Materials provided
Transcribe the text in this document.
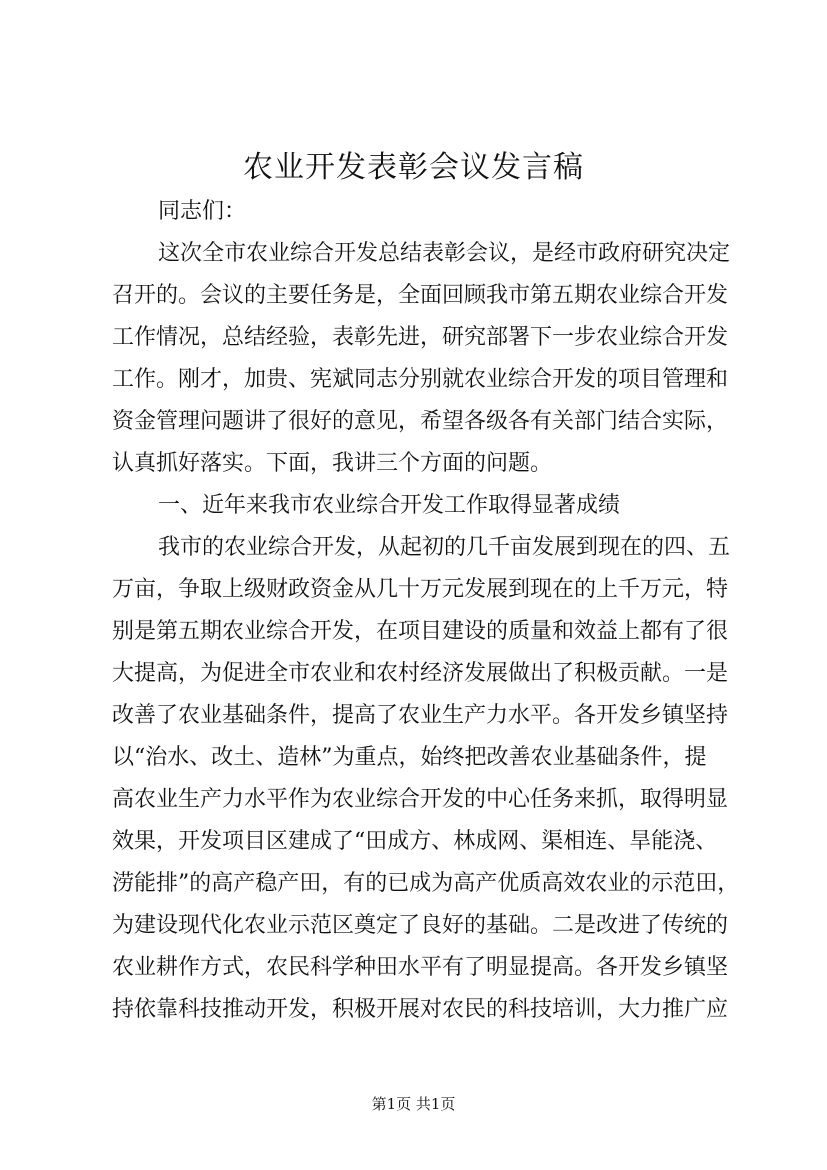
农业开发表彰会议发言稿
同志们：
这次全市农业综合开发总结表彰会议，是经市政府研究决定
召开的。会议的主要任务是，全面回顾我市第五期农业综合开发
工作情况，总结经验，表彰先进，研究部署下一步农业综合开发
工作。刚才，加贵、宪斌同志分别就农业综合开发的项目管理和
资金管理问题讲了很好的意见，希望各级各有关部门结合实际，
认真抓好落实。下面，我讲三个方面的问题。
一、近年来我市农业综合开发工作取得显著成绩
我市的农业综合开发，从起初的几千亩发展到现在的四、五
万亩，争取上级财政资金从几十万元发展到现在的上千万元，特
别是第五期农业综合开发，在项目建设的质量和效益上都有了很
大提高，为促进全市农业和农村经济发展做出了积极贡献。一是
改善了农业基础条件，提高了农业生产力水平。各开发乡镇坚持
以“治水、改土、造林”为重点，始终把改善农业基础条件，提
高农业生产力水平作为农业综合开发的中心任务来抓，取得明显
效果，开发项目区建成了“田成方、林成网、渠相连、旱能浇、
涝能排”的高产稳产田，有的已成为高产优质高效农业的示范田，
为建设现代化农业示范区奠定了良好的基础。二是改进了传统的
农业耕作方式，农民科学种田水平有了明显提高。各开发乡镇坚
持依靠科技推动开发，积极开展对农民的科技培训，大力推广应
第1页 共1页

The problem
Your task is to reproduce all of the material exactly. The pictures stay out.

Reply
Transcribe the text in this document.
农业开发表彰会议发言稿
同志们：
这次全市农业综合开发总结表彰会议，是经市政府研究决定
召开的。会议的主要任务是，全面回顾我市第五期农业综合开发
工作情况，总结经验，表彰先进，研究部署下一步农业综合开发
工作。刚才，加贵、宪斌同志分别就农业综合开发的项目管理和
资金管理问题讲了很好的意见，希望各级各有关部门结合实际，
认真抓好落实。下面，我讲三个方面的问题。
一、近年来我市农业综合开发工作取得显著成绩
我市的农业综合开发，从起初的几千亩发展到现在的四、五
万亩，争取上级财政资金从几十万元发展到现在的上千万元，特
别是第五期农业综合开发，在项目建设的质量和效益上都有了很
大提高，为促进全市农业和农村经济发展做出了积极贡献。一是
改善了农业基础条件，提高了农业生产力水平。各开发乡镇坚持
以“治水、改土、造林”为重点，始终把改善农业基础条件，提
高农业生产力水平作为农业综合开发的中心任务来抓，取得明显
效果，开发项目区建成了“田成方、林成网、渠相连、旱能浇、
涝能排”的高产稳产田，有的已成为高产优质高效农业的示范田，
为建设现代化农业示范区奠定了良好的基础。二是改进了传统的
农业耕作方式，农民科学种田水平有了明显提高。各开发乡镇坚
持依靠科技推动开发，积极开展对农民的科技培训，大力推广应
第1页 共1页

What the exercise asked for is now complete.